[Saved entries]
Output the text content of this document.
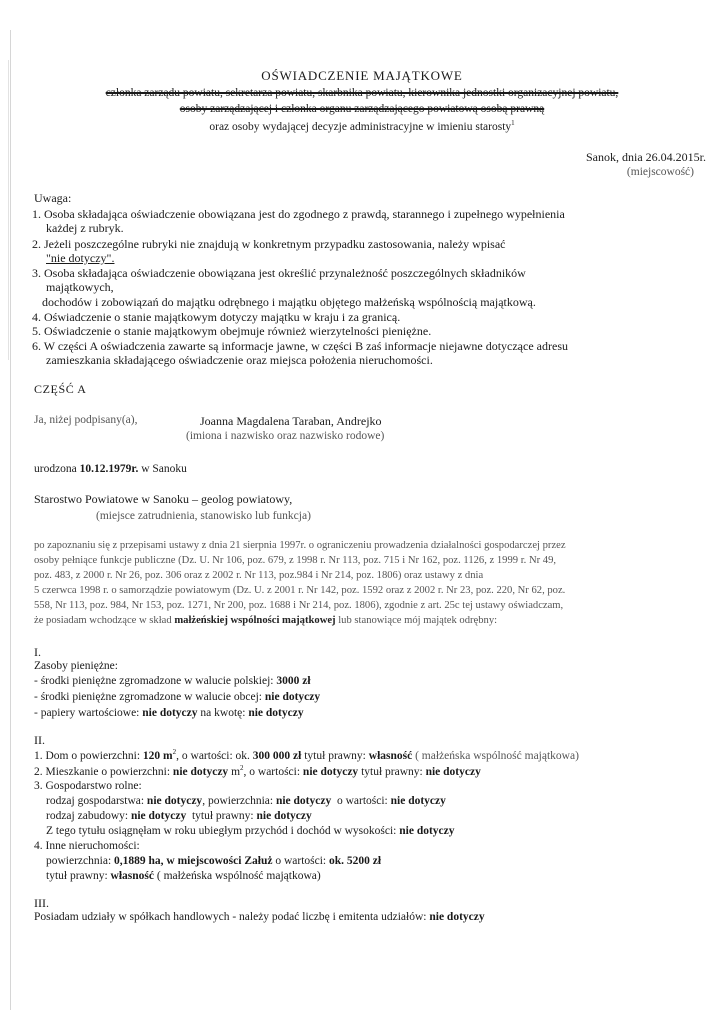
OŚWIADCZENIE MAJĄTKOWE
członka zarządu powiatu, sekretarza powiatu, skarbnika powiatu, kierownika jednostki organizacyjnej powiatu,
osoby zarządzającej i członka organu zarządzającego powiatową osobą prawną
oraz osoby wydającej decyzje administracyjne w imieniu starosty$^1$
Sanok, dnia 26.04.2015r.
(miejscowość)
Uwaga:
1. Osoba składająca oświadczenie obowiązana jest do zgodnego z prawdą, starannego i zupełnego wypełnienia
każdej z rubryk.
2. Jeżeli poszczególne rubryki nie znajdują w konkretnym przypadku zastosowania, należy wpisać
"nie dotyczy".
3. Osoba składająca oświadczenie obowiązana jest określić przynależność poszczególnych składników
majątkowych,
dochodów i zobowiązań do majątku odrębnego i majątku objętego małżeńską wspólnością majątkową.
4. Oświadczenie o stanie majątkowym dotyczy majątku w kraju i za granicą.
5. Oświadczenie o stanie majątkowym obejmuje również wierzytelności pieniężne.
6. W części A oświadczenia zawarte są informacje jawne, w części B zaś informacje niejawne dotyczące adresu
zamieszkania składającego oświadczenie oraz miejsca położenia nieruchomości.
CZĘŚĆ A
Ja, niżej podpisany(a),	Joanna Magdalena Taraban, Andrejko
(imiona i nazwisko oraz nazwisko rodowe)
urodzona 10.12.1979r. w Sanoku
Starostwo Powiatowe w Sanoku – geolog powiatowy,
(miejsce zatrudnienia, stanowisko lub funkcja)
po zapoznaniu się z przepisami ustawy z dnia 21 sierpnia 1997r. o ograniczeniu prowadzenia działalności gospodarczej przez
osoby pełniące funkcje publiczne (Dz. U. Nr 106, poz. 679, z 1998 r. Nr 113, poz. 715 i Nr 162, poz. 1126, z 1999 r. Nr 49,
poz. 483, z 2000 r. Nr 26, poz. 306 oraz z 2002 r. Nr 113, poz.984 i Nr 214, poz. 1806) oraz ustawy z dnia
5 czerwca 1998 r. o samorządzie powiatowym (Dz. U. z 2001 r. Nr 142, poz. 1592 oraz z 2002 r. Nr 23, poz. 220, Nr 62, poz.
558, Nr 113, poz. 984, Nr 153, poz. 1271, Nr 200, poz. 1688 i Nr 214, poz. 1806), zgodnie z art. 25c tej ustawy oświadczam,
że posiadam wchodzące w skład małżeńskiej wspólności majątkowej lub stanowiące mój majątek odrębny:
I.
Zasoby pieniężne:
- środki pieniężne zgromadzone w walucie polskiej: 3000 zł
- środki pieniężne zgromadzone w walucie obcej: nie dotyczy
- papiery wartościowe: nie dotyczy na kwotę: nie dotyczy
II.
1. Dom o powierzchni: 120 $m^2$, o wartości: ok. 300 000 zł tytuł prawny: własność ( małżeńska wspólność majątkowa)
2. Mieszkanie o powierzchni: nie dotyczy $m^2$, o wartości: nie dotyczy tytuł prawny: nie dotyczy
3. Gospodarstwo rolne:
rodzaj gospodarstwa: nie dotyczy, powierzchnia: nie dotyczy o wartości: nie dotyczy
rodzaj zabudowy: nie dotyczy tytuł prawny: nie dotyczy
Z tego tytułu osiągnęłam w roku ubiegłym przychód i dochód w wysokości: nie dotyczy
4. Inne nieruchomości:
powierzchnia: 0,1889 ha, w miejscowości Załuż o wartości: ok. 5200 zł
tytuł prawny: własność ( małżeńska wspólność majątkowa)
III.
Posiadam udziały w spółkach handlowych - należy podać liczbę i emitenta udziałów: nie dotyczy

...

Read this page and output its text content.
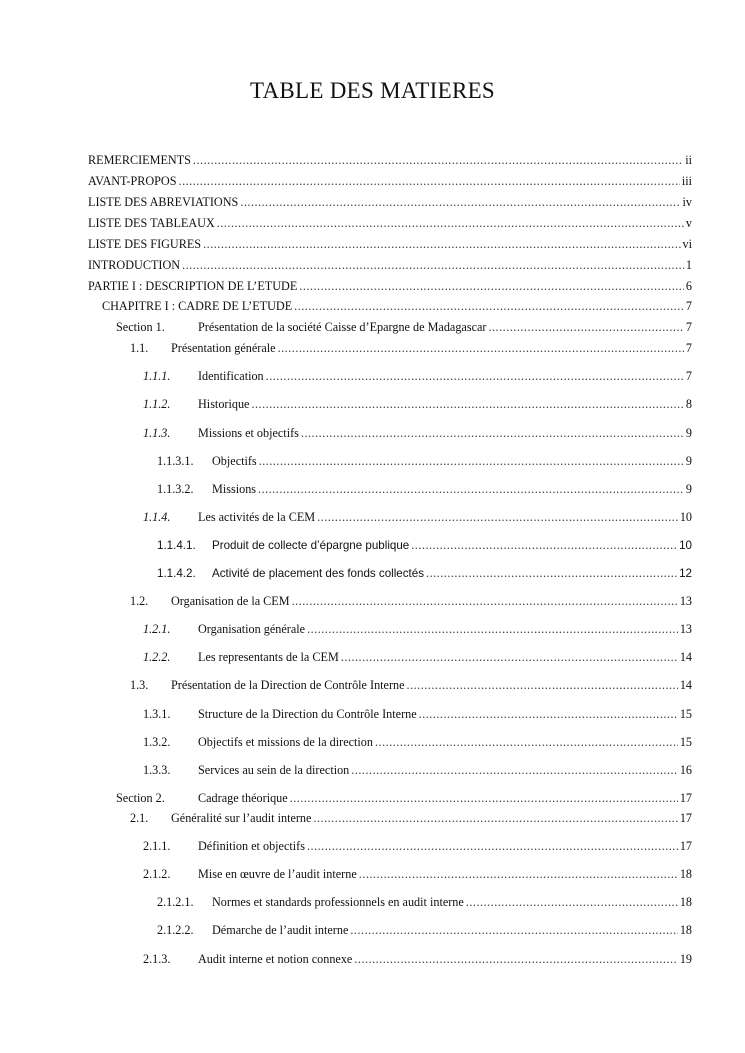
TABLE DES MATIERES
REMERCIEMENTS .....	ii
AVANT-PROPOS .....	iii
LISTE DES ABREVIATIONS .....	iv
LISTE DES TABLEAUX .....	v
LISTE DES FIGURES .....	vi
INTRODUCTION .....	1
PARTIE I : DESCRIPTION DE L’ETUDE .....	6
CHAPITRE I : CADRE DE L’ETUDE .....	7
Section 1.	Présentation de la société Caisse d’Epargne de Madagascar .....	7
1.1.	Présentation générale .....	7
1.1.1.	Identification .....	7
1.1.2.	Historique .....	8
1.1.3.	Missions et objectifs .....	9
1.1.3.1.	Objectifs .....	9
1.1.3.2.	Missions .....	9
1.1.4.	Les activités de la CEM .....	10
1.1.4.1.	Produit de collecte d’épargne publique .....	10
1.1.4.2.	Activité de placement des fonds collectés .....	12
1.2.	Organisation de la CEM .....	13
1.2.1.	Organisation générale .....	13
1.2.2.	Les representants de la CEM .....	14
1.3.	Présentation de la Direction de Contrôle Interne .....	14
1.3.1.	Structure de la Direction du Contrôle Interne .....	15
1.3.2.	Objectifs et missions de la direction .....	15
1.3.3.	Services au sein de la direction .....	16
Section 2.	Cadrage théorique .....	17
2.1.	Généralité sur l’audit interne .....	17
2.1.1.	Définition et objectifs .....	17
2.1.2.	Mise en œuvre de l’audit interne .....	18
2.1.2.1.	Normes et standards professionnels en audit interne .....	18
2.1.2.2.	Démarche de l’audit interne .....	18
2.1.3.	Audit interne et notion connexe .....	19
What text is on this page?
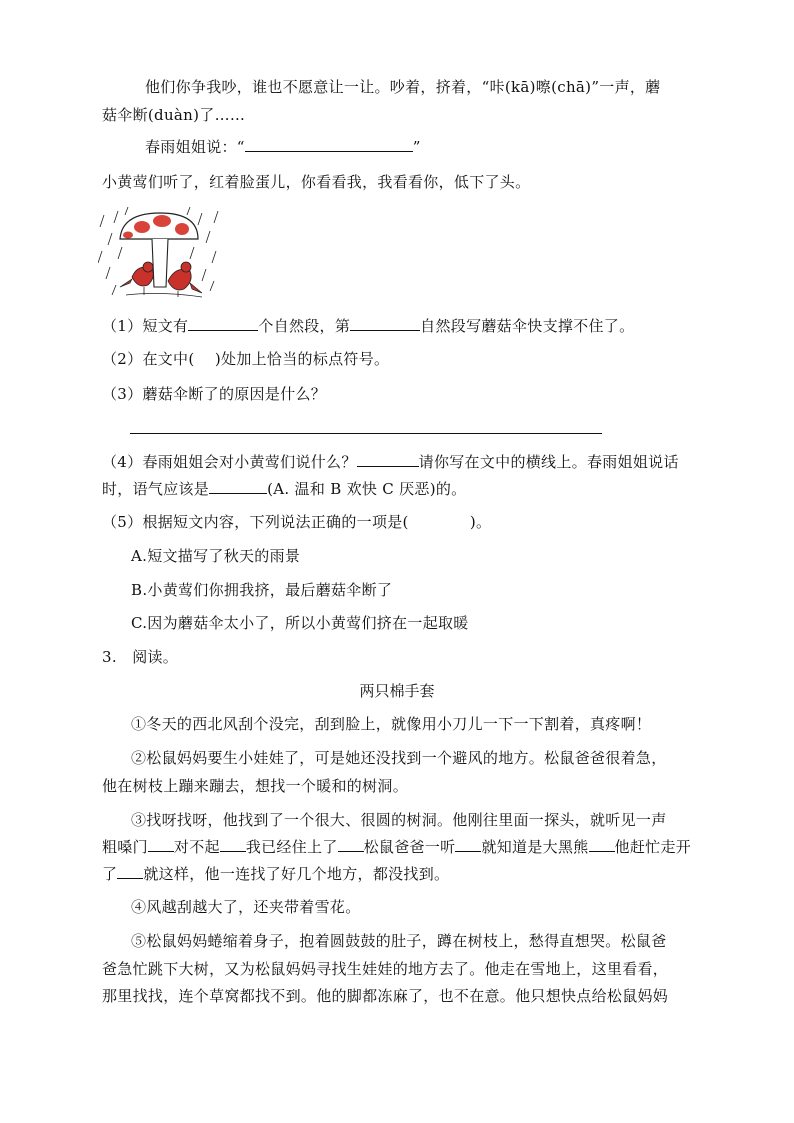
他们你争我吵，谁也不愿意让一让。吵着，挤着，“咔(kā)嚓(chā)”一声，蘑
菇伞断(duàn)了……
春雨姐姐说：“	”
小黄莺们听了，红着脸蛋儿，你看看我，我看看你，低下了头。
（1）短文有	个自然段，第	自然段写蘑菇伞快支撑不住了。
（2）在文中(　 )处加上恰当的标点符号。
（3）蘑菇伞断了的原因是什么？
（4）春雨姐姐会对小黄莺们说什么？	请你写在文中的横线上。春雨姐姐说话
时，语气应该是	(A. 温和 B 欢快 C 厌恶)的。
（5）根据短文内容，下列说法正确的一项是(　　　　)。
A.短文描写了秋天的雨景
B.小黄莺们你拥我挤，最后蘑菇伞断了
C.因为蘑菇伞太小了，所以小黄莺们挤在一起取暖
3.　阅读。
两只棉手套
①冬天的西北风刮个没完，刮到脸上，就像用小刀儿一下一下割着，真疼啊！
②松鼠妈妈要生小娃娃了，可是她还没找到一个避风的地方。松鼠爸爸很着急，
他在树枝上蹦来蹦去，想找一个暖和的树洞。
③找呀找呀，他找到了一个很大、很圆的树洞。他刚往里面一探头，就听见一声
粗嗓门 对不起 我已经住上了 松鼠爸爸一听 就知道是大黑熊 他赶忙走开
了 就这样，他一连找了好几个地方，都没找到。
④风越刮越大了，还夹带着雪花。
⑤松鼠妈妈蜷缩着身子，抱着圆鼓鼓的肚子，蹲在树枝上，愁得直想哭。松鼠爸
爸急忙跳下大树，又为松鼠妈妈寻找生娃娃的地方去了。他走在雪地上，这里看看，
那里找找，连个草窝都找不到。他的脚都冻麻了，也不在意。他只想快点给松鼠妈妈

...

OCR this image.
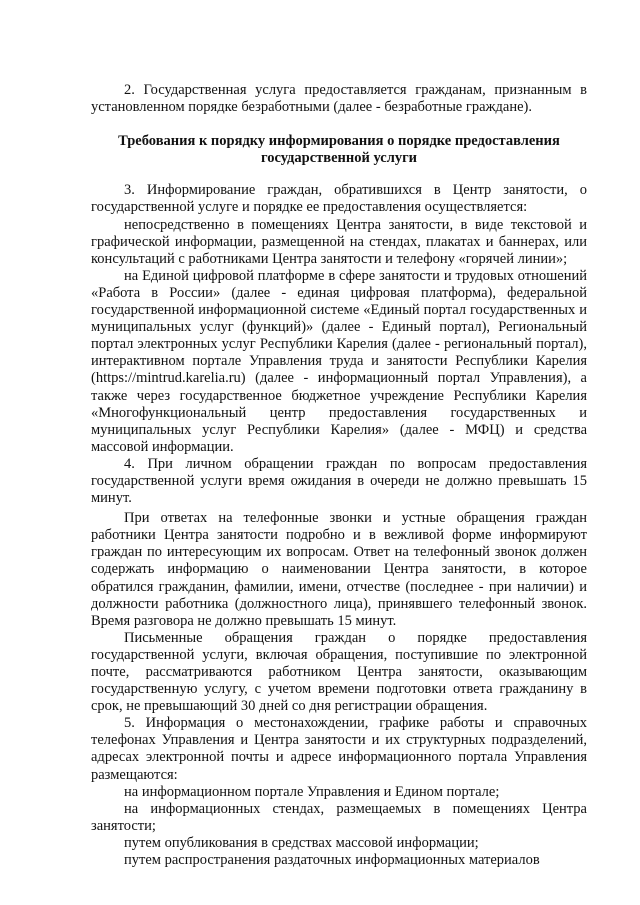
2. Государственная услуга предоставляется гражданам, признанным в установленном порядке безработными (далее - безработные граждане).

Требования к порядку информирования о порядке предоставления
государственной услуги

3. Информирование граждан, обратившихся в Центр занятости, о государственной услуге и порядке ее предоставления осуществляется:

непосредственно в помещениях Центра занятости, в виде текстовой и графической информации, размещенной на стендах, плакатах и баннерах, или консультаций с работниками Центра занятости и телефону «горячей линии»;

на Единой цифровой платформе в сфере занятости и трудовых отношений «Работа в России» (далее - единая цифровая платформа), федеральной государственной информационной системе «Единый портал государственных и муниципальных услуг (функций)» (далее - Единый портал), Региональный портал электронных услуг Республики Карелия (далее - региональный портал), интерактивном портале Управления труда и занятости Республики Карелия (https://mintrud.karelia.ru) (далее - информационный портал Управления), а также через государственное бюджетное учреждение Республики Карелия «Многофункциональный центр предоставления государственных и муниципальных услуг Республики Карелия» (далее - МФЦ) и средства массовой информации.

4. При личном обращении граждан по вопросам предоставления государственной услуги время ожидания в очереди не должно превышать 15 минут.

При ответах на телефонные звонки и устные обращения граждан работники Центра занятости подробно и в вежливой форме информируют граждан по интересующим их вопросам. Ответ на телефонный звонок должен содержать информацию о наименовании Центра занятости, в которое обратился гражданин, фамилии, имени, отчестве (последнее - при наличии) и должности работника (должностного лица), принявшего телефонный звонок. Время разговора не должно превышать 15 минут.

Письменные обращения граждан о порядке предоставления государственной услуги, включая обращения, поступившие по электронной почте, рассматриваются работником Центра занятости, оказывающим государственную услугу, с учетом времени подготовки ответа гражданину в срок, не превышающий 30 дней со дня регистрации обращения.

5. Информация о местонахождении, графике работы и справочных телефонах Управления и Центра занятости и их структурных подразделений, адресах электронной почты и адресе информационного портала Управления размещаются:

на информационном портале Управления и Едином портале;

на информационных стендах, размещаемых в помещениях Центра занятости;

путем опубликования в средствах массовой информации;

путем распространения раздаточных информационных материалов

Description of the task:
Pull every line containing "ustawy" out of the records.

Answer to this task:
po zapoznaniu się z przepisami ustawy z dnia 21 sierpnia 1997r. o ograniczeniu prowadzenia działalności gospodarczej przez
poz. 483, z 2000 r. Nr 26, poz. 306 oraz z 2002 r. Nr 113, poz.984 i Nr 214, poz. 1806) oraz ustawy z dnia
558, Nr 113, poz. 984, Nr 153, poz. 1271, Nr 200, poz. 1688 i Nr 214, poz. 1806), zgodnie z art. 25c tej ustawy oświadczam,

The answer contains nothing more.